■ Short problem ■
Write out each line that follows exactly as it stands, without the pictures.

(A block of data)
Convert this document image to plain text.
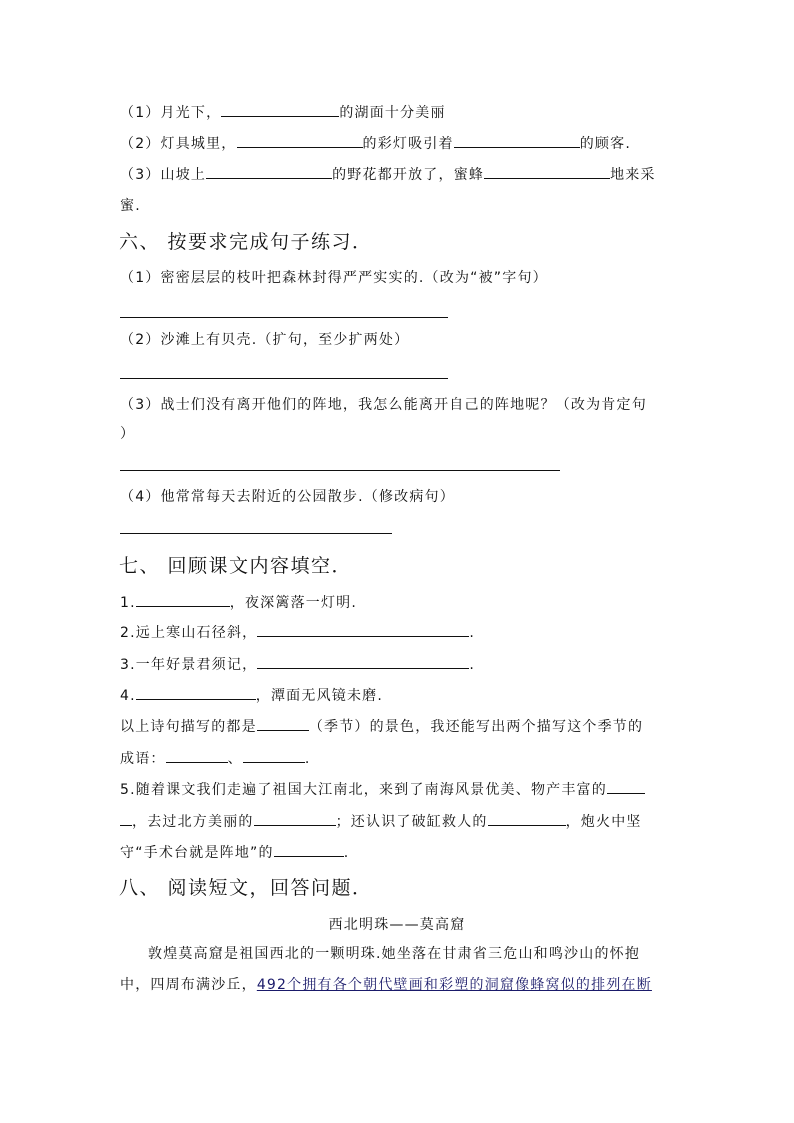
（1）月光下，	的湖面十分美丽
（2）灯具城里，	的彩灯吸引着	的顾客.
（3）山坡上	的野花都开放了，蜜蜂	地来采
蜜.
六、 按要求完成句子练习．
（1）密密层层的枝叶把森林封得严严实实的.（改为“被”字句）
（2）沙滩上有贝壳.（扩句，至少扩两处）
（3）战士们没有离开他们的阵地，我怎么能离开自己的阵地呢？（改为肯定句
）
（4）他常常每天去附近的公园散步.（修改病句）
七、 回顾课文内容填空．
1.	，夜深篱落一灯明.
2.远上寒山石径斜，	.
3.一年好景君须记，	.
4.	，潭面无风镜未磨.
以上诗句描写的都是	（季节）的景色，我还能写出两个描写这个季节的
成语：	、	.
5.随着课文我们走遍了祖国大江南北，来到了南海风景优美、物产丰富的
，去过北方美丽的	；还认识了破缸救人的	，炮火中坚
守“手术台就是阵地”的	.
八、 阅读短文，回答问题．
西北明珠——莫高窟
敦煌莫高窟是祖国西北的一颗明珠.她坐落在甘肃省三危山和鸣沙山的怀抱
中，四周布满沙丘，492个拥有各个朝代壁画和彩塑的洞窟像蜂窝似的排列在断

■ Reply ■
Convert this document image to plain text.
（1）月光下，	的湖面十分美丽
（2）灯具城里，	的彩灯吸引着	的顾客.
（3）山坡上	的野花都开放了，蜜蜂	地来采
蜜.
六、 按要求完成句子练习．
（1）密密层层的枝叶把森林封得严严实实的.（改为“被”字句）
（2）沙滩上有贝壳.（扩句，至少扩两处）
（3）战士们没有离开他们的阵地，我怎么能离开自己的阵地呢？（改为肯定句
）
（4）他常常每天去附近的公园散步.（修改病句）
七、 回顾课文内容填空．
1.	，夜深篱落一灯明.
2.远上寒山石径斜，	.
3.一年好景君须记，	.
4.	，潭面无风镜未磨.
以上诗句描写的都是	（季节）的景色，我还能写出两个描写这个季节的
成语：	、	.
5.随着课文我们走遍了祖国大江南北，来到了南海风景优美、物产丰富的
，去过北方美丽的	；还认识了破缸救人的	，炮火中坚
守“手术台就是阵地”的	.
八、 阅读短文，回答问题．
西北明珠——莫高窟
敦煌莫高窟是祖国西北的一颗明珠.她坐落在甘肃省三危山和鸣沙山的怀抱
中，四周布满沙丘，492个拥有各个朝代壁画和彩塑的洞窟像蜂窝似的排列在断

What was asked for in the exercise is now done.